>> Start

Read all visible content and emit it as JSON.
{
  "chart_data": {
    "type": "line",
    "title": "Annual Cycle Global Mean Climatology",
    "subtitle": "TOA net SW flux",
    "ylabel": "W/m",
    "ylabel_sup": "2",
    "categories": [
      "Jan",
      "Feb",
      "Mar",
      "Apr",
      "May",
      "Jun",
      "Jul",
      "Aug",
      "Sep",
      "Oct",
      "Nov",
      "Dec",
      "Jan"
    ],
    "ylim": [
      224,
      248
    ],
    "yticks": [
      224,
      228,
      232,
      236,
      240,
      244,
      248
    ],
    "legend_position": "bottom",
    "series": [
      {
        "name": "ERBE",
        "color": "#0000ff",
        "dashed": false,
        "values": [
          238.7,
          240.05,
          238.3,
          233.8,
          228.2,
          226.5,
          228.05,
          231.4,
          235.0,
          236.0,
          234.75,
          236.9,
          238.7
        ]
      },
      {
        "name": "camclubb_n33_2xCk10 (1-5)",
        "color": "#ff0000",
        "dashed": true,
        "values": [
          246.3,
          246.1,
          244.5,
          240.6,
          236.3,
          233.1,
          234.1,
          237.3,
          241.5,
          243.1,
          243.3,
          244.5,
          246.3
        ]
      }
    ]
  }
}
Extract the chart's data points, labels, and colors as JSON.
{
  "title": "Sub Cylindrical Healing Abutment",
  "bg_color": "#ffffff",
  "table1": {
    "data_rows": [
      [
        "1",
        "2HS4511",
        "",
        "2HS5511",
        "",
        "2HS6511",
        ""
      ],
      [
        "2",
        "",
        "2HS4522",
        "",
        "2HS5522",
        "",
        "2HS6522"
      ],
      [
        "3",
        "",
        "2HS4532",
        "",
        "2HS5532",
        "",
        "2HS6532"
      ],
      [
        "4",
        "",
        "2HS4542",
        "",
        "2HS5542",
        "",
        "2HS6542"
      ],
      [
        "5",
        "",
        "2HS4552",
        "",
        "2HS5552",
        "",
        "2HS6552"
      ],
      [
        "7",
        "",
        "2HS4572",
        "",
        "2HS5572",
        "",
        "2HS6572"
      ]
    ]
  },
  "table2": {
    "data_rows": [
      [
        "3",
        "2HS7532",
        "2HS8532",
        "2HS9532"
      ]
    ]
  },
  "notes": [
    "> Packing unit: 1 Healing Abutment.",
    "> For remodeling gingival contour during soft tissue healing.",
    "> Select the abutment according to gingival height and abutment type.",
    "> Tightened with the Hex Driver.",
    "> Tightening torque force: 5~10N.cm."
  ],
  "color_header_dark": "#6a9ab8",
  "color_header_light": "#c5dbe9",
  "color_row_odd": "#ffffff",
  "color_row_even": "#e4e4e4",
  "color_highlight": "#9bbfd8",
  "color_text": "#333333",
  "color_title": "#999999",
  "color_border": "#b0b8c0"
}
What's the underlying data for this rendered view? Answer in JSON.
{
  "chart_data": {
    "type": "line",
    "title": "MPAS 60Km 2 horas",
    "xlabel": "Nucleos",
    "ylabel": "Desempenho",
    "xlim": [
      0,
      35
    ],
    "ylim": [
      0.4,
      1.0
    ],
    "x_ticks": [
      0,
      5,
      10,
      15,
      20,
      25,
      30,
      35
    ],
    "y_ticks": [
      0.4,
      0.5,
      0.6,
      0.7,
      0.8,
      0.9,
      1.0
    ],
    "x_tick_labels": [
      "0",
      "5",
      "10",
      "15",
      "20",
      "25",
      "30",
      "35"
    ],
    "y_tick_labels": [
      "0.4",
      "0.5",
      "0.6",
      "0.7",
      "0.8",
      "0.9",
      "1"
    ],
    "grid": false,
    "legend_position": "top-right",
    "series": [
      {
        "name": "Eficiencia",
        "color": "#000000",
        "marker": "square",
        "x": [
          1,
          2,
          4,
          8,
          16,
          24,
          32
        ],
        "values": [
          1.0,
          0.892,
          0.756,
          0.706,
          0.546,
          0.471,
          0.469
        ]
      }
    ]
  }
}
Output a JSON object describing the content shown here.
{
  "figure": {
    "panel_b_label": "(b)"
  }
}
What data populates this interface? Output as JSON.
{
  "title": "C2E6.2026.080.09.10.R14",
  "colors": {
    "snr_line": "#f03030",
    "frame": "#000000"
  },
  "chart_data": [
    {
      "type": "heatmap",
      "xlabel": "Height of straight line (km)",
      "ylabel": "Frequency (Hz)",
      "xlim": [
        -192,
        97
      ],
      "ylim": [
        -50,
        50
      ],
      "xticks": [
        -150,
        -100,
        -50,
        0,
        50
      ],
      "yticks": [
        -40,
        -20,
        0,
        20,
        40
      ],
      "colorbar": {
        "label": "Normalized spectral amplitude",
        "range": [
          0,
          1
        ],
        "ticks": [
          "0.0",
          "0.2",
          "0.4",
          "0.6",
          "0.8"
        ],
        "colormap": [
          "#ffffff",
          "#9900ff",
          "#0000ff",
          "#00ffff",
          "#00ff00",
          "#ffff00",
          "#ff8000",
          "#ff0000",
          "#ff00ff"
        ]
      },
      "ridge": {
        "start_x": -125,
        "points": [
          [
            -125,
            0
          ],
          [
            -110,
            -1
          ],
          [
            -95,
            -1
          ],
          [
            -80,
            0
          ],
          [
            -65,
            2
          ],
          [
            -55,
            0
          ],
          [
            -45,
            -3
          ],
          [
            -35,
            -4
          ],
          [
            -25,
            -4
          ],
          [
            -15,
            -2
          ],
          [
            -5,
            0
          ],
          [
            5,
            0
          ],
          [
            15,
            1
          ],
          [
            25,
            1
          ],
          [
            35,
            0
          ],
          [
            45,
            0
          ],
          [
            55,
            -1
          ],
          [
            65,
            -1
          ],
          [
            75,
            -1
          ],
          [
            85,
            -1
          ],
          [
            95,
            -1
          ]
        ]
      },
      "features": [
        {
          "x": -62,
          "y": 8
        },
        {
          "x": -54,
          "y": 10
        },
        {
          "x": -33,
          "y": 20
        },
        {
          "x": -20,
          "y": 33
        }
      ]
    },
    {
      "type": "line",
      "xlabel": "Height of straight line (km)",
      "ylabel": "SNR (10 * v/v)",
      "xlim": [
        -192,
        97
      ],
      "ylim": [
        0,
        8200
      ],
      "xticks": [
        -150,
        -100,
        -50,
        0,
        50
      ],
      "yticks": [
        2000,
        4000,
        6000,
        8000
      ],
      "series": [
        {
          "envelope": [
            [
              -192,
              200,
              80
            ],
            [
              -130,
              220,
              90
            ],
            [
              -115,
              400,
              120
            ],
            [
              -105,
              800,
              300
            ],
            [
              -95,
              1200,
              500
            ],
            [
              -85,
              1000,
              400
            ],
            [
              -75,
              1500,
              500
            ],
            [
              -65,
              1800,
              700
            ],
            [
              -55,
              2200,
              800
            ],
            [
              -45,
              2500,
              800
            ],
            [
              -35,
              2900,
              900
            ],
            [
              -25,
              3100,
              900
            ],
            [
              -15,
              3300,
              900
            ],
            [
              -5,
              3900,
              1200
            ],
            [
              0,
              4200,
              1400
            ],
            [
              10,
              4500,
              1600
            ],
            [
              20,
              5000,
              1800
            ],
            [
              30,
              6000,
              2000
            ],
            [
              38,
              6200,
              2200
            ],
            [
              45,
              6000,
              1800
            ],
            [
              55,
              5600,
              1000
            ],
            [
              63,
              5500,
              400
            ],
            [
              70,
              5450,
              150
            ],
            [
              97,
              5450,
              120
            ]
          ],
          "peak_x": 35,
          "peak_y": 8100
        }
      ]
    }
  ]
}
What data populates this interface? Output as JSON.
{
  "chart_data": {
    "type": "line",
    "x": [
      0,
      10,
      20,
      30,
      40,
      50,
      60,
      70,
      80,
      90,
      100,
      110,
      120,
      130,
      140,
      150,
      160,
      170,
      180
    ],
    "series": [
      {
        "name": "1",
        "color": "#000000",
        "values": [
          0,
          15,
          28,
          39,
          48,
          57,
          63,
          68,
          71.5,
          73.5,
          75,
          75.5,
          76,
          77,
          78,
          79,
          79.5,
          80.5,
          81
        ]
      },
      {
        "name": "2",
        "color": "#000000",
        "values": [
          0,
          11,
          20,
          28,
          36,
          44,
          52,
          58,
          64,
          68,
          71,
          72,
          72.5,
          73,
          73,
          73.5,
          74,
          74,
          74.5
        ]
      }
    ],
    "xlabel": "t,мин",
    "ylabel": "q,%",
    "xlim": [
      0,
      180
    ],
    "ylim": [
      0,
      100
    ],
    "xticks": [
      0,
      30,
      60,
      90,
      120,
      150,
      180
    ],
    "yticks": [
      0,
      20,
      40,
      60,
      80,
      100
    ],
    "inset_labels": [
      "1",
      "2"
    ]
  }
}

>> End

EXERCISE INSTRUCTIONS
Using the entries above, return each line that includes the word "content".

ANSWER FOR THIS EXERCISE
Read all visible content and emit it as JSON.
Output a JSON object describing the content shown here.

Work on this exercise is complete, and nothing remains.